▶ [TASK TO COMPLETE]: Make an exact copy of the entries below.

▶ [SUPPLIED ENTRIES]:
+-------+
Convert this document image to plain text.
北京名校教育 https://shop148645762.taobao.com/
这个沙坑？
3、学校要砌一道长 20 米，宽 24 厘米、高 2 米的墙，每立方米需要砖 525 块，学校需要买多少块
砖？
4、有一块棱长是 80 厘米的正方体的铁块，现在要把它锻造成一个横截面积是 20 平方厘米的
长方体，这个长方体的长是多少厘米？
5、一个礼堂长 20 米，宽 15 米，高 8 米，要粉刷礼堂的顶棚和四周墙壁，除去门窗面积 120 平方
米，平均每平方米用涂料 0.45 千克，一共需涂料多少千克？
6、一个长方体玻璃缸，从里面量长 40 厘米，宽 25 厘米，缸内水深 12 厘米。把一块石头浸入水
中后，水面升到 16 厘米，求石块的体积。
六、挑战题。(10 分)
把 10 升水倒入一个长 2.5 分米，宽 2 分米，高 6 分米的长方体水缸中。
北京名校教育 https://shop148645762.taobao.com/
+-------+
▶ [WRITTEN ANSWER]:
Convert this document image to plain text.
北京名校教育 https://shop148645762.taobao.com/
这个沙坑？
3、学校要砌一道长 20 米，宽 24 厘米、高 2 米的墙，每立方米需要砖 525 块，学校需要买多少块
砖？
4、有一块棱长是 80 厘米的正方体的铁块，现在要把它锻造成一个横截面积是 20 平方厘米的
长方体，这个长方体的长是多少厘米？
5、一个礼堂长 20 米，宽 15 米，高 8 米，要粉刷礼堂的顶棚和四周墙壁，除去门窗面积 120 平方
米，平均每平方米用涂料 0.45 千克，一共需涂料多少千克？
6、一个长方体玻璃缸，从里面量长 40 厘米，宽 25 厘米，缸内水深 12 厘米。把一块石头浸入水
中后，水面升到 16 厘米，求石块的体积。
六、挑战题。(10 分)
把 10 升水倒入一个长 2.5 分米，宽 2 分米，高 6 分米的长方体水缸中。
北京名校教育 https://shop148645762.taobao.com/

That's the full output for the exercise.